To be done →
List each line in which the string "every" appears.

[Data entries]
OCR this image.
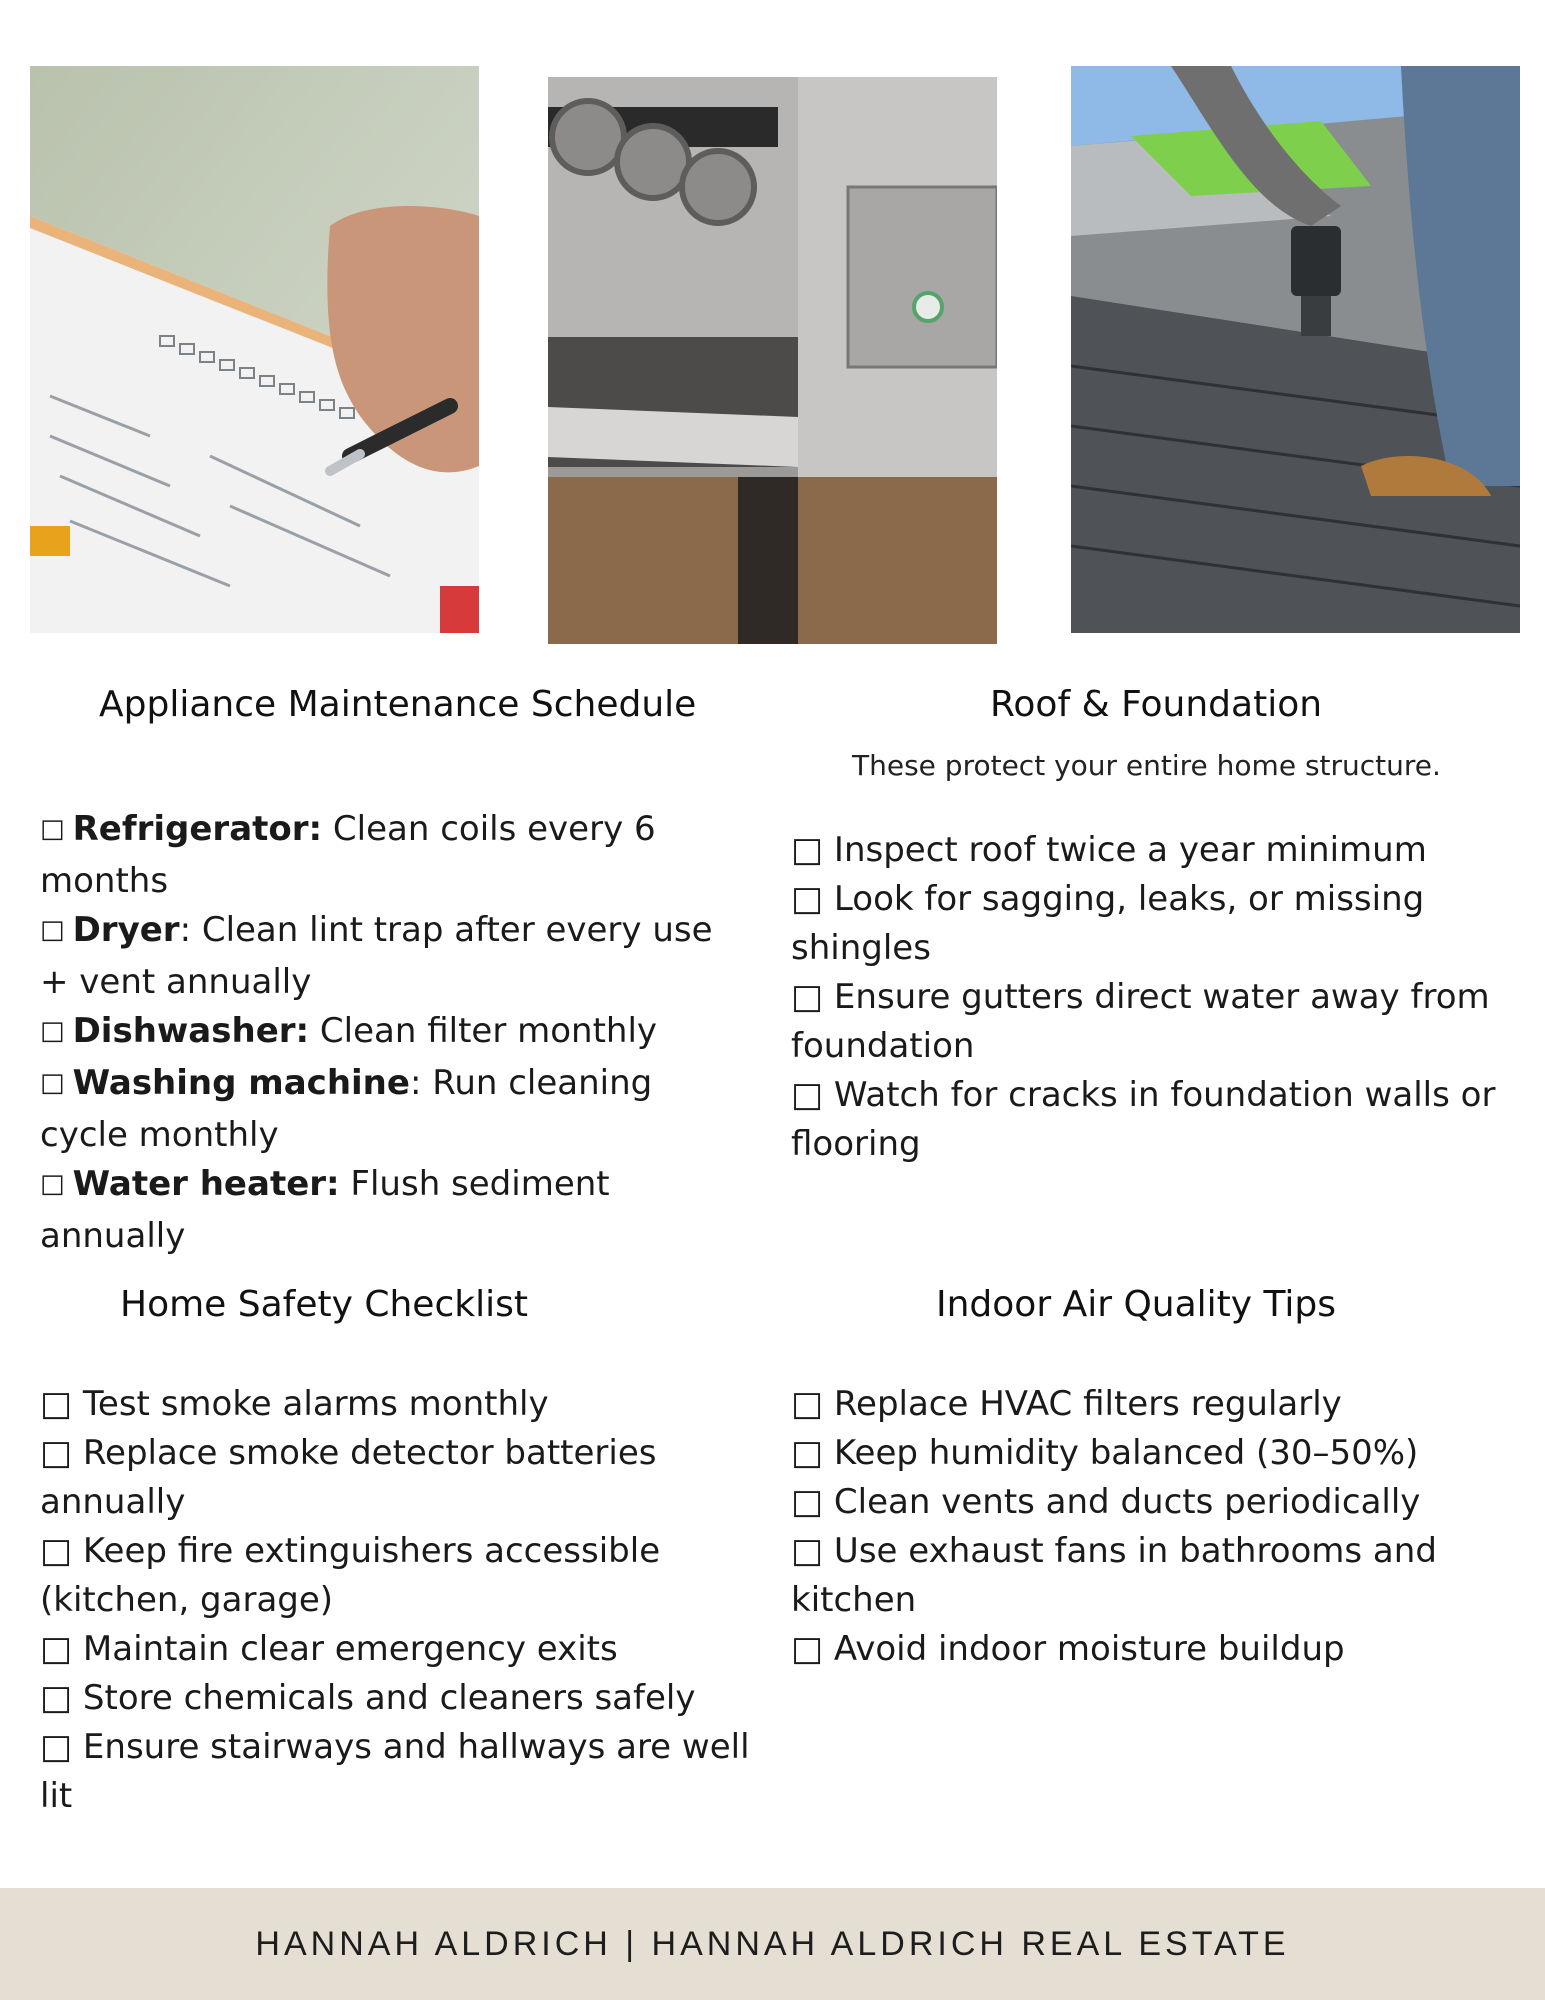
Appliance Maintenance Schedule
□ Refrigerator: Clean coils every 6 months
□ Dryer: Clean lint trap after every use + vent annually
□ Dishwasher: Clean filter monthly
□ Washing machine: Run cleaning cycle monthly
□ Water heater: Flush sediment annually
Roof & Foundation
These protect your entire home structure.
□ Inspect roof twice a year minimum
□ Look for sagging, leaks, or missing shingles
□ Ensure gutters direct water away from foundation
□ Watch for cracks in foundation walls or flooring
Home Safety Checklist
□ Test smoke alarms monthly
□ Replace smoke detector batteries annually
□ Keep fire extinguishers accessible (kitchen, garage)
□ Maintain clear emergency exits
□ Store chemicals and cleaners safely
□ Ensure stairways and hallways are well lit
Indoor Air Quality Tips
□ Replace HVAC filters regularly
□ Keep humidity balanced (30–50%)
□ Clean vents and ducts periodically
□ Use exhaust fans in bathrooms and kitchen
□ Avoid indoor moisture buildup
HANNAH ALDRICH | HANNAH ALDRICH REAL ESTATE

Response for this exercise →
□ Refrigerator: Clean coils every 6 months
□ Dryer: Clean lint trap after every use + vent annually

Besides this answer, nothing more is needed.